(To be done) Below are some entries. Copy each line that holds the string "gifle".

(Data listing)
§ §

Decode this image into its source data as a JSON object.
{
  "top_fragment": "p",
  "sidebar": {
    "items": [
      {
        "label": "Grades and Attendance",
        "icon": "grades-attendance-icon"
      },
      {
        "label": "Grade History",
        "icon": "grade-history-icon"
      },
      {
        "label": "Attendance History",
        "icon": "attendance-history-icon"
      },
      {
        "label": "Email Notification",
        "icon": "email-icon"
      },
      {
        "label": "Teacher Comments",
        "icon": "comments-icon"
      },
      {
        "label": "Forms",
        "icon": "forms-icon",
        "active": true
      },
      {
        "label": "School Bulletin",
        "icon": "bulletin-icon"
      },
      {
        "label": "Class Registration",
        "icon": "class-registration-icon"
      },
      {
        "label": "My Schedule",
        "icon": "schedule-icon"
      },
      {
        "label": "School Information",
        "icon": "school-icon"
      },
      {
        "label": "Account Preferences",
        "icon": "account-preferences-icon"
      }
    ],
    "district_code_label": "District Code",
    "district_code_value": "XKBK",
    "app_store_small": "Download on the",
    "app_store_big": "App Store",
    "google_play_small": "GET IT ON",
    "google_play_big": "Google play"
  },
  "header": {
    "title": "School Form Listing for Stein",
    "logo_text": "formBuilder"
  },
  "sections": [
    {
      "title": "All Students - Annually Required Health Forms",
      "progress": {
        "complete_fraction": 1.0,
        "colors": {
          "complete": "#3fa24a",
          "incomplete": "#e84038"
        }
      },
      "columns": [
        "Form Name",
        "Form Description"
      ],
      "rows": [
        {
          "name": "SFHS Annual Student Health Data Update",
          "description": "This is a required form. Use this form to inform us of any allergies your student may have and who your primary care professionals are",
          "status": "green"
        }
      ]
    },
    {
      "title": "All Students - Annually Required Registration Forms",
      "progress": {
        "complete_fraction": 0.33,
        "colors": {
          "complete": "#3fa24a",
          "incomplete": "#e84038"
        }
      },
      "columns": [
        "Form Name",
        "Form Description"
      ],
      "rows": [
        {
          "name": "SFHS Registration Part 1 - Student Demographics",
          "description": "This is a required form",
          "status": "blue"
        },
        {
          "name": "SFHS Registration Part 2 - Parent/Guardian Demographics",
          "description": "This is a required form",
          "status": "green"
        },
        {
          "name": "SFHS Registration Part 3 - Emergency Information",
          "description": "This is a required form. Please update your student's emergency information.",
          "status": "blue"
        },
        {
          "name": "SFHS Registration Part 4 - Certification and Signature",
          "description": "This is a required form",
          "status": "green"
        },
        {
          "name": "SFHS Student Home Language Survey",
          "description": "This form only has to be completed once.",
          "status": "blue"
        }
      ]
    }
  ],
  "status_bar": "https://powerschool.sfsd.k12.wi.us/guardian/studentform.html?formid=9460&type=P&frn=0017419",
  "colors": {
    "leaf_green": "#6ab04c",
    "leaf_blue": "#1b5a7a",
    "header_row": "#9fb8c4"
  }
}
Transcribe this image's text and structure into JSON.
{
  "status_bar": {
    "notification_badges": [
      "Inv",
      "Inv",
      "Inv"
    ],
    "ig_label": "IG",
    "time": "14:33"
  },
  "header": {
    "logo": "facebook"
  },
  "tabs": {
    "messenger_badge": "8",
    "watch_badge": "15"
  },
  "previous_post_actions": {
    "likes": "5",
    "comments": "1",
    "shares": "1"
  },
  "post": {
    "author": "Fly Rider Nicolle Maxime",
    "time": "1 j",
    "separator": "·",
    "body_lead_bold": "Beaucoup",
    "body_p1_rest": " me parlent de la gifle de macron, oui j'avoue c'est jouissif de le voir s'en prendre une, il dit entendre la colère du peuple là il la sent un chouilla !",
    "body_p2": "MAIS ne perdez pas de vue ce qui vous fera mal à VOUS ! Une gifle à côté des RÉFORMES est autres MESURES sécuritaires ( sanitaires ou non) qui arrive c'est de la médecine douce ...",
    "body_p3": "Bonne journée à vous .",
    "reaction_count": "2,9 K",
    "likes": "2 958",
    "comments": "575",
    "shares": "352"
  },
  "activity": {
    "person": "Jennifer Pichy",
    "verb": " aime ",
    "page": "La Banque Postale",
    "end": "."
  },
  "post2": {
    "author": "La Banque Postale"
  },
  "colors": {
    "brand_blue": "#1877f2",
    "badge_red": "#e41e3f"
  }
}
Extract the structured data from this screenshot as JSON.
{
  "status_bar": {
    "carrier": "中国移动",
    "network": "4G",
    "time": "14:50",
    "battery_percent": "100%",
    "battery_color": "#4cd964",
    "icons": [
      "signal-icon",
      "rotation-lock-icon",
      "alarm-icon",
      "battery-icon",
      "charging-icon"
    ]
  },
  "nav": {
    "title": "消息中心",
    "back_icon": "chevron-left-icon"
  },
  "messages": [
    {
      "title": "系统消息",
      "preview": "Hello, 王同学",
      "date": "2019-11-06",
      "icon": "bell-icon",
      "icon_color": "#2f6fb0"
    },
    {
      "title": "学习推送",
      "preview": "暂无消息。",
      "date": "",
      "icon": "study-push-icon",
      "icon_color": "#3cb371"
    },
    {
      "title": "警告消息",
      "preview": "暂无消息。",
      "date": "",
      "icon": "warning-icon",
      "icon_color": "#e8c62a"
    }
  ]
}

§ §

(Problem solution)
    "body_p1_rest": " me parlent de la gifle de macron, oui j'avoue c'est jouissif de le voir s'en prendre une, il dit entendre la colère du peuple là il la sent un chouilla !",
    "body_p2": "MAIS ne perdez pas de vue ce qui vous fera mal à VOUS ! Une gifle à côté des RÉFORMES est autres MESURES sécuritaires ( sanitaires ou non) qui arrive c'est de la médecine douce ...",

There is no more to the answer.